_Given data:_

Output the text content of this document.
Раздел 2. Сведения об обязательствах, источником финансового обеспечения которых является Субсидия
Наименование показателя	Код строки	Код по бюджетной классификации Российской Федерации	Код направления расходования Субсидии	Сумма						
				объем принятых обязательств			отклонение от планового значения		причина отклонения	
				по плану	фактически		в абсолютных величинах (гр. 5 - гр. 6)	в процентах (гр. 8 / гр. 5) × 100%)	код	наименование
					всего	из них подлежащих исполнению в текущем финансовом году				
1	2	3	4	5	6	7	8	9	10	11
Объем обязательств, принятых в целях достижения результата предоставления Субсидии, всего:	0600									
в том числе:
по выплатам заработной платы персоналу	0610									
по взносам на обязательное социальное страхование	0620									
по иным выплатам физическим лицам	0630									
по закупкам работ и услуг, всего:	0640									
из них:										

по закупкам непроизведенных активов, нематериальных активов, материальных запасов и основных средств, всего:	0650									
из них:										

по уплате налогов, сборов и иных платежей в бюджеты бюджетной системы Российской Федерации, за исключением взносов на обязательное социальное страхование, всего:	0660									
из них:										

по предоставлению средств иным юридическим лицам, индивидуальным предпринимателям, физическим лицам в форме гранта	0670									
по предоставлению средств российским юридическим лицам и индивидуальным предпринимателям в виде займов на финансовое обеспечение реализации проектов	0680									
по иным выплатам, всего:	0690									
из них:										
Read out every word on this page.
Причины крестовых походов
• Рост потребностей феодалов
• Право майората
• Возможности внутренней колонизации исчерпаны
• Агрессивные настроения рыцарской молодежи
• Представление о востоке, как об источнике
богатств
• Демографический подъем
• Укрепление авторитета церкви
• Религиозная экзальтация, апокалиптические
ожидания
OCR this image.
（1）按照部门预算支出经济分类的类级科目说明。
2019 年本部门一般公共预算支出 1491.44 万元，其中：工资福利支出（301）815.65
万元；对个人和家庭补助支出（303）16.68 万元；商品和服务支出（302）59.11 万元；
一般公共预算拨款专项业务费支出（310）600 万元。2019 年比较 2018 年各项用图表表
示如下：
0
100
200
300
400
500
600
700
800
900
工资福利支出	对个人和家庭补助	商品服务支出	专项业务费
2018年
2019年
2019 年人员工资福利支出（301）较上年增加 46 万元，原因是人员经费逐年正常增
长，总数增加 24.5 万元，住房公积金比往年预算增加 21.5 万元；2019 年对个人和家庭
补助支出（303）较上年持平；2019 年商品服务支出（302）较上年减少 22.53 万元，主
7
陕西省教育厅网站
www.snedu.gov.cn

_Brief:_
Which lines hold the word "страхование"? Copy every one of them.

_Solution below:_
по взносам на обязательное социальное страхование	0620									
по уплате налогов, сборов и иных платежей в бюджеты бюджетной системы Российской Федерации, за исключением взносов на обязательное социальное страхование, всего:	0660									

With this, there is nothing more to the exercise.